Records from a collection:

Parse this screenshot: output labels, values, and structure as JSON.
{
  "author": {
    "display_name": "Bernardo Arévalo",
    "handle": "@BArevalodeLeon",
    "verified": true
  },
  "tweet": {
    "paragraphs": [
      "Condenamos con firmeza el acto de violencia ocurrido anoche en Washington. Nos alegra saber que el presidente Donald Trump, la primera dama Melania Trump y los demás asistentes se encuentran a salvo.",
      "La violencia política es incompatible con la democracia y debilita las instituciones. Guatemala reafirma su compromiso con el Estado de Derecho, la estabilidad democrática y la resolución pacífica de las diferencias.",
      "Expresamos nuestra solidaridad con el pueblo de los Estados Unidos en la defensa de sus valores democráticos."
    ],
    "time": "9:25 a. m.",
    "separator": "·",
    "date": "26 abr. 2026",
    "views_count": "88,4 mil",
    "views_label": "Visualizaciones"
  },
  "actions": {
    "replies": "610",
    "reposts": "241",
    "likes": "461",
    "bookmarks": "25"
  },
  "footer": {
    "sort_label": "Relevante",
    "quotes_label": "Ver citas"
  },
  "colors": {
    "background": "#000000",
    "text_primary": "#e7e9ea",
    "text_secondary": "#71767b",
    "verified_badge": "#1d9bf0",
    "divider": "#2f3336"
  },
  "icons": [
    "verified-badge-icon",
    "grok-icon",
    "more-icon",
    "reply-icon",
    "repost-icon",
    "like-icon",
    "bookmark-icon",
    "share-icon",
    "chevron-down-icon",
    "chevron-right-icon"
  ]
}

Task directions: Please output every record, keeping each line exact.

Result of this task:
Parse this screenshot: output labels, values, and structure as JSON.
{
  "author": {
    "display_name": "Bernardo Arévalo",
    "handle": "@BArevalodeLeon",
    "verified": true
  },
  "tweet": {
    "paragraphs": [
      "Condenamos con firmeza el acto de violencia ocurrido anoche en Washington. Nos alegra saber que el presidente Donald Trump, la primera dama Melania Trump y los demás asistentes se encuentran a salvo.",
      "La violencia política es incompatible con la democracia y debilita las instituciones. Guatemala reafirma su compromiso con el Estado de Derecho, la estabilidad democrática y la resolución pacífica de las diferencias.",
      "Expresamos nuestra solidaridad con el pueblo de los Estados Unidos en la defensa de sus valores democráticos."
    ],
    "time": "9:25 a. m.",
    "separator": "·",
    "date": "26 abr. 2026",
    "views_count": "88,4 mil",
    "views_label": "Visualizaciones"
  },
  "actions": {
    "replies": "610",
    "reposts": "241",
    "likes": "461",
    "bookmarks": "25"
  },
  "footer": {
    "sort_label": "Relevante",
    "quotes_label": "Ver citas"
  },
  "colors": {
    "background": "#000000",
    "text_primary": "#e7e9ea",
    "text_secondary": "#71767b",
    "verified_badge": "#1d9bf0",
    "divider": "#2f3336"
  },
  "icons": [
    "verified-badge-icon",
    "grok-icon",
    "more-icon",
    "reply-icon",
    "repost-icon",
    "like-icon",
    "bookmark-icon",
    "share-icon",
    "chevron-down-icon",
    "chevron-right-icon"
  ]
}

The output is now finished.